Task to carry out: Search the listing for the string "title" and copy every line that contains it.

Saved entries:
▬▬▬▬▬▬
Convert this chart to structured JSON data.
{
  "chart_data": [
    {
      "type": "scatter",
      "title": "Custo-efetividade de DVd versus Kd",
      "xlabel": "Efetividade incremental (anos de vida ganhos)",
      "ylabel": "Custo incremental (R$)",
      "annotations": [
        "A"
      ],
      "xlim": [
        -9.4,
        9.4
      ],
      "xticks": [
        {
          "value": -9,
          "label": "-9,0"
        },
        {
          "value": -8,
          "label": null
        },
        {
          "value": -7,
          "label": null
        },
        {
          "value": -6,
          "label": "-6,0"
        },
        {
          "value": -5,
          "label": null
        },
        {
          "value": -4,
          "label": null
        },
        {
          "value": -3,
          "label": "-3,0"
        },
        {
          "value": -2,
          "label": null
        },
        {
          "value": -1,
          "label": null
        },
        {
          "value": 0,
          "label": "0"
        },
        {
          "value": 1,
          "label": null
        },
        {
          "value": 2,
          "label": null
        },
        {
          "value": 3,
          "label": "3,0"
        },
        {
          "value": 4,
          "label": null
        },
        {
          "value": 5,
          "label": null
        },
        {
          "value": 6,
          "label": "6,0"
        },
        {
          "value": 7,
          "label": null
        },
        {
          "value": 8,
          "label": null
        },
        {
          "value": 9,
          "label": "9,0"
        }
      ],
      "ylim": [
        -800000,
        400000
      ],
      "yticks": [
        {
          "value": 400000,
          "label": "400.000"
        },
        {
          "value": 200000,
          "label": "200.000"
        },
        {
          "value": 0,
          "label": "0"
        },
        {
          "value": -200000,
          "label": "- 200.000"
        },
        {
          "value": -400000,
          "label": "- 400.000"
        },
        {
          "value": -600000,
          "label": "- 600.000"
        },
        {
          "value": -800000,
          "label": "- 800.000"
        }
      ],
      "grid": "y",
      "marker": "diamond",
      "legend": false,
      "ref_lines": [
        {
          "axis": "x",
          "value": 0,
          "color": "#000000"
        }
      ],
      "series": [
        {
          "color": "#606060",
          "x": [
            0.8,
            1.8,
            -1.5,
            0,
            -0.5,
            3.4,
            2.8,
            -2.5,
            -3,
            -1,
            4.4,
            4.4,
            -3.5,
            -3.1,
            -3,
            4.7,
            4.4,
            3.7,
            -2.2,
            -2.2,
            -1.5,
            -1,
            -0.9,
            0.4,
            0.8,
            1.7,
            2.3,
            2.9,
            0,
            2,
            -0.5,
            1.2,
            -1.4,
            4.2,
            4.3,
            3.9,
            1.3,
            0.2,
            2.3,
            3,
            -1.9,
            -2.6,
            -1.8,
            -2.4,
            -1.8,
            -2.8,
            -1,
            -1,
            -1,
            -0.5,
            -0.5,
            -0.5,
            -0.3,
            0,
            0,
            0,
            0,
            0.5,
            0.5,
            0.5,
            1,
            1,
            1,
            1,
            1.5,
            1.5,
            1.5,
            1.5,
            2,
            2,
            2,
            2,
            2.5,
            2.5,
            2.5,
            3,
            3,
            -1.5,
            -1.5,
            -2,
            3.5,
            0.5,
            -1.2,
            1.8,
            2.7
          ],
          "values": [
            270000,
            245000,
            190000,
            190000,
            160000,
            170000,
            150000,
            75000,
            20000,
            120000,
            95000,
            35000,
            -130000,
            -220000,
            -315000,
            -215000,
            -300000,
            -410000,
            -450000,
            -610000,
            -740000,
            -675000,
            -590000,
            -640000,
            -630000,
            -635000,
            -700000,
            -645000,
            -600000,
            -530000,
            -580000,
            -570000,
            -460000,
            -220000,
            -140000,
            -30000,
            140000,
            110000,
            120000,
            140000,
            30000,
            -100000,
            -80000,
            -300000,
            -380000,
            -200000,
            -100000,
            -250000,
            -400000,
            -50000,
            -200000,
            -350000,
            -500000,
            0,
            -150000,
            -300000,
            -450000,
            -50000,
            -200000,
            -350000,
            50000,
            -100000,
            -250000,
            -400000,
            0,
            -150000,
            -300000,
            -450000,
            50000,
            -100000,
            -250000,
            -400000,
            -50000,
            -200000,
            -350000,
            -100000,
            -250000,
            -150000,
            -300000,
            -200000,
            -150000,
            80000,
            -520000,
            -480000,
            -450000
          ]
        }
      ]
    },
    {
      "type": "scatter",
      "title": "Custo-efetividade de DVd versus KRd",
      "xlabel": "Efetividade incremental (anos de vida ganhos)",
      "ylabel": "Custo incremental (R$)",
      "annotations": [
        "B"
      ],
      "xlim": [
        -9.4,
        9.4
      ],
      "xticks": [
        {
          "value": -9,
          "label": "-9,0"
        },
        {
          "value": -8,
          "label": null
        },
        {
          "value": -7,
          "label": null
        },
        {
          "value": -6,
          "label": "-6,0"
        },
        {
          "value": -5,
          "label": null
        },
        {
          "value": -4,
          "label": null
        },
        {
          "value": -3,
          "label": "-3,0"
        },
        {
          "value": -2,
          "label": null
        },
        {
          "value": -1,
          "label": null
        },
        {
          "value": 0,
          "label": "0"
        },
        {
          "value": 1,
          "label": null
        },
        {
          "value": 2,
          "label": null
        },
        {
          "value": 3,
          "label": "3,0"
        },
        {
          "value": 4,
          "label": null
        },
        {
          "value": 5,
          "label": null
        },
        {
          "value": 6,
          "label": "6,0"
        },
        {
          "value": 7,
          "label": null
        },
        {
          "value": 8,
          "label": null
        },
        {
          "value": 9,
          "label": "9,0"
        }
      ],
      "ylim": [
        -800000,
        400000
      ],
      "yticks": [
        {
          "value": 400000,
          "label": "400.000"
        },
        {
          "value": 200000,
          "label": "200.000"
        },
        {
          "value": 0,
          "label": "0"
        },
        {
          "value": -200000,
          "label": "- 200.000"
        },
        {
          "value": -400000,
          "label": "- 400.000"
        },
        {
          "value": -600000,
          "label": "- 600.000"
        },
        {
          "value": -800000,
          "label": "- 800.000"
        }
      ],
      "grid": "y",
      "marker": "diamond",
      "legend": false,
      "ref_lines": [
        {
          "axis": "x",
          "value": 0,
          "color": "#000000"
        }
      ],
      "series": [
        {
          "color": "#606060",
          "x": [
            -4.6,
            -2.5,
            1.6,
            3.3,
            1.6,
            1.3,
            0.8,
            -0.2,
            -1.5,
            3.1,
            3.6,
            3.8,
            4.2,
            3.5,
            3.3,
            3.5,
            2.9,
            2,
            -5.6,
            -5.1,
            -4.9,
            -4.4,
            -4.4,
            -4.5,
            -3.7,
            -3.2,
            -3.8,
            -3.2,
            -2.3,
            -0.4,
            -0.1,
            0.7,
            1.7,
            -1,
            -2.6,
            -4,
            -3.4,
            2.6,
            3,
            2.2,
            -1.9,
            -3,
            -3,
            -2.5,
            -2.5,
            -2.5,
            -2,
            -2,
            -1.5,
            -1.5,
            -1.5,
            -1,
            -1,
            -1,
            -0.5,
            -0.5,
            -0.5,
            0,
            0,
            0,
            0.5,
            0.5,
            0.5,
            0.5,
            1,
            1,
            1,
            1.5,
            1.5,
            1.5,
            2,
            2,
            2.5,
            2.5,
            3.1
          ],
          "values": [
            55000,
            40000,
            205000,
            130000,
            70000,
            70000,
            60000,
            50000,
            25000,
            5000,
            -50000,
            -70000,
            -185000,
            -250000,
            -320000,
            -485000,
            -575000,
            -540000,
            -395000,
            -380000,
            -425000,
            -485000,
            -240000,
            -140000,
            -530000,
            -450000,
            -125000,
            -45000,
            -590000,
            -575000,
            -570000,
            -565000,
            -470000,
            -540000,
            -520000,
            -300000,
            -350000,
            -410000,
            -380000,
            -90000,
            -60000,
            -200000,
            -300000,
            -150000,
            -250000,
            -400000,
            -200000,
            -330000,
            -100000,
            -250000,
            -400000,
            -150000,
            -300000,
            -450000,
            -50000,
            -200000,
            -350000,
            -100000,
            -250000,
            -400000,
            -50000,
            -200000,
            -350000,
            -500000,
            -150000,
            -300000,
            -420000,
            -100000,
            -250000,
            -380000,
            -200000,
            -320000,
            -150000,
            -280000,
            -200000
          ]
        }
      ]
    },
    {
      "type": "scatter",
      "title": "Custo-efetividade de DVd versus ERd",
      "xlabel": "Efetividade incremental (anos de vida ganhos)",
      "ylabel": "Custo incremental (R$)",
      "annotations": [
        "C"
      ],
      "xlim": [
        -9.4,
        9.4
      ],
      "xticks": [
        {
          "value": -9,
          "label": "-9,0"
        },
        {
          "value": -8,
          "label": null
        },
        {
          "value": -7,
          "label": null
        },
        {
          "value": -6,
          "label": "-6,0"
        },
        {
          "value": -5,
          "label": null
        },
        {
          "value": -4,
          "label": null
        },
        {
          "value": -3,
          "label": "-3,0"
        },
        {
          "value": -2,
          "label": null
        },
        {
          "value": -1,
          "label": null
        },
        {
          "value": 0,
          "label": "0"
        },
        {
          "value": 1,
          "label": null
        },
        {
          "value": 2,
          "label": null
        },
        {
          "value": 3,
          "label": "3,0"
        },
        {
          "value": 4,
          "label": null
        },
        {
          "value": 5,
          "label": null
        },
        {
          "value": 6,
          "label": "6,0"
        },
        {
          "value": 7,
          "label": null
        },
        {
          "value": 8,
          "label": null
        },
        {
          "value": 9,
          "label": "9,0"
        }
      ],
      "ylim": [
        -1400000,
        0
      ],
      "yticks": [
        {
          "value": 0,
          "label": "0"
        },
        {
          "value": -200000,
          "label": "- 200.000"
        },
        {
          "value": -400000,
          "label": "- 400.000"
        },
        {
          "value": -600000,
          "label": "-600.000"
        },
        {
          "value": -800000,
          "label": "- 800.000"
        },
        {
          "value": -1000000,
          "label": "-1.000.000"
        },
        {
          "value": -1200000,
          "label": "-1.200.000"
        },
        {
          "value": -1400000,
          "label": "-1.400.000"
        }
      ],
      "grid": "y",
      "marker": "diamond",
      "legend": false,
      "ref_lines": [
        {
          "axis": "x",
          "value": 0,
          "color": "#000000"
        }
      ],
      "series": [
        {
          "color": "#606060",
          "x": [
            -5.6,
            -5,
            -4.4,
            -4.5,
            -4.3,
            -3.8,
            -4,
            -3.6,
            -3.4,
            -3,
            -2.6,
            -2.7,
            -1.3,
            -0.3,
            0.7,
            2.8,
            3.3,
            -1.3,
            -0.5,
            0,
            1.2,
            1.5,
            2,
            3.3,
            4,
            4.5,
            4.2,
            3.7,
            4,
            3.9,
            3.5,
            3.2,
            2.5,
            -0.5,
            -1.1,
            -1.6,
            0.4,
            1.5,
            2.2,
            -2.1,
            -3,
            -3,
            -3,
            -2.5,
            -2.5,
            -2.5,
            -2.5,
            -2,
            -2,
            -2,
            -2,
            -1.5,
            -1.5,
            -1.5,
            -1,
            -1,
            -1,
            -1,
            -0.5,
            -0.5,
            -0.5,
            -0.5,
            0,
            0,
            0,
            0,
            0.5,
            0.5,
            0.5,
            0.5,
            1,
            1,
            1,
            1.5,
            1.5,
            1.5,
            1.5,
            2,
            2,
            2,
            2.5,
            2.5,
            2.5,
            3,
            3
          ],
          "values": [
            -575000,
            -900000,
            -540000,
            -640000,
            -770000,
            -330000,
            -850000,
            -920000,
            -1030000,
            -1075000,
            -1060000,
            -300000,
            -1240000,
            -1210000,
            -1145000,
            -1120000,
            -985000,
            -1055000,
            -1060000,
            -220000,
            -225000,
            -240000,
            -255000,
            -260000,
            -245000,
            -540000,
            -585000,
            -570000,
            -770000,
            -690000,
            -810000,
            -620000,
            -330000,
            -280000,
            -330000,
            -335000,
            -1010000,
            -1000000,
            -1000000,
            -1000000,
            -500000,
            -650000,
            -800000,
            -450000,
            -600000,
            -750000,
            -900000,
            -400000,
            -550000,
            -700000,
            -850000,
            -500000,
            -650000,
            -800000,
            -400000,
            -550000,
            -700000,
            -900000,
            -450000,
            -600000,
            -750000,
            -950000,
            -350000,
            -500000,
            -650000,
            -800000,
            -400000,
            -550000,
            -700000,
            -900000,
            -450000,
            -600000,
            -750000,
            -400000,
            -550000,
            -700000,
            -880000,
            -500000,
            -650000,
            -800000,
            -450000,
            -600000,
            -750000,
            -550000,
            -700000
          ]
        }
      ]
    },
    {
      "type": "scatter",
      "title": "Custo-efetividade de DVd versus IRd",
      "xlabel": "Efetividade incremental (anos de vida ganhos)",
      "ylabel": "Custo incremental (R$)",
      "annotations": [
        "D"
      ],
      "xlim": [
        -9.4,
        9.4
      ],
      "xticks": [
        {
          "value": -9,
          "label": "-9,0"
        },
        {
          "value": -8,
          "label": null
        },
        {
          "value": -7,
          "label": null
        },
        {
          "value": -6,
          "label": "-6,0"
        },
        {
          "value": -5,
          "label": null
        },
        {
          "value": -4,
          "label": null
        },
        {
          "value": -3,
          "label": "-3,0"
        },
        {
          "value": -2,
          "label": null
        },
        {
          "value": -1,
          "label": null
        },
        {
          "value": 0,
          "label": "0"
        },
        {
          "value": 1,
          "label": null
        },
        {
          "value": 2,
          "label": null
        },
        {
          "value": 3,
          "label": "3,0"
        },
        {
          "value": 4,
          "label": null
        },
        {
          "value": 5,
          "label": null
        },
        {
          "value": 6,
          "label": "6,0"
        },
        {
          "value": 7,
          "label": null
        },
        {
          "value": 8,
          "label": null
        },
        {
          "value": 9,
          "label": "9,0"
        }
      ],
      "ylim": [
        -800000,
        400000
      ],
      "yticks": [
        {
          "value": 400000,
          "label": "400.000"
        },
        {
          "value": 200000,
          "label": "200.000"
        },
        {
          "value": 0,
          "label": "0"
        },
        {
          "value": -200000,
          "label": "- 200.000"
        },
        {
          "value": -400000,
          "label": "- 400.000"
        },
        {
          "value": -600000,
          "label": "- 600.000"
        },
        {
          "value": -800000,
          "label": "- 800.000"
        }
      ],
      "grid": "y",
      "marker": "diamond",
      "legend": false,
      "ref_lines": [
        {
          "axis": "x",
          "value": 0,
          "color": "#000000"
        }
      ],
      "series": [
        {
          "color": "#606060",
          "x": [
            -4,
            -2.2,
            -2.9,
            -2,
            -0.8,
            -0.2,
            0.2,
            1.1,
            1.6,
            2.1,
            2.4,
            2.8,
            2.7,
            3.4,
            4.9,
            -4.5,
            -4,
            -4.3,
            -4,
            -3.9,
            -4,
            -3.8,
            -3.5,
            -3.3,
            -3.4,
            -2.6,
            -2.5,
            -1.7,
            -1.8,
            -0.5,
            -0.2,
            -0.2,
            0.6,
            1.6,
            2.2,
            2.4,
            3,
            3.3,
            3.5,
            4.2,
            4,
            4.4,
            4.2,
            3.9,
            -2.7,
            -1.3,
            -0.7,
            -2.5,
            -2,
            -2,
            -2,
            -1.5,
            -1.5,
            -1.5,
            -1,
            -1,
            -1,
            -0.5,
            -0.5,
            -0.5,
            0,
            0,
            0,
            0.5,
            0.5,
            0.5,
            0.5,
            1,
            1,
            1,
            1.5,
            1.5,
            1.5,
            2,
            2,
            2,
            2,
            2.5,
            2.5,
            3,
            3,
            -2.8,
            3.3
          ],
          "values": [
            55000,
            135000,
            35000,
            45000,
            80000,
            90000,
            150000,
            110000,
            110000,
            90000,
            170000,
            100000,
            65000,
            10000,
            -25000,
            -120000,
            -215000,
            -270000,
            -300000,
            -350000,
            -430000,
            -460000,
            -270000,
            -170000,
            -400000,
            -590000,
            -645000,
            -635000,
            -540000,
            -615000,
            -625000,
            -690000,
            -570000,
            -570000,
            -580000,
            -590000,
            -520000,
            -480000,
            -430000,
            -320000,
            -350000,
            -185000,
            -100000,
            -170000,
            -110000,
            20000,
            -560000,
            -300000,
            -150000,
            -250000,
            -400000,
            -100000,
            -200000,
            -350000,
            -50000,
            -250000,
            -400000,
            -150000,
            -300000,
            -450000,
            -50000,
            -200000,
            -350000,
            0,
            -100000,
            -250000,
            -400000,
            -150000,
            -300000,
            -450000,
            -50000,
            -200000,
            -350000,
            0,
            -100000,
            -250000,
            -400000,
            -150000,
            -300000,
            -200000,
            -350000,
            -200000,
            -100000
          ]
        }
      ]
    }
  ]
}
▬▬▬▬▬▬
Output of the task:
      "title": "Custo-efetividade de DVd versus Kd",
      "title": "Custo-efetividade de DVd versus KRd",
      "title": "Custo-efetividade de DVd versus ERd",
      "title": "Custo-efetividade de DVd versus IRd",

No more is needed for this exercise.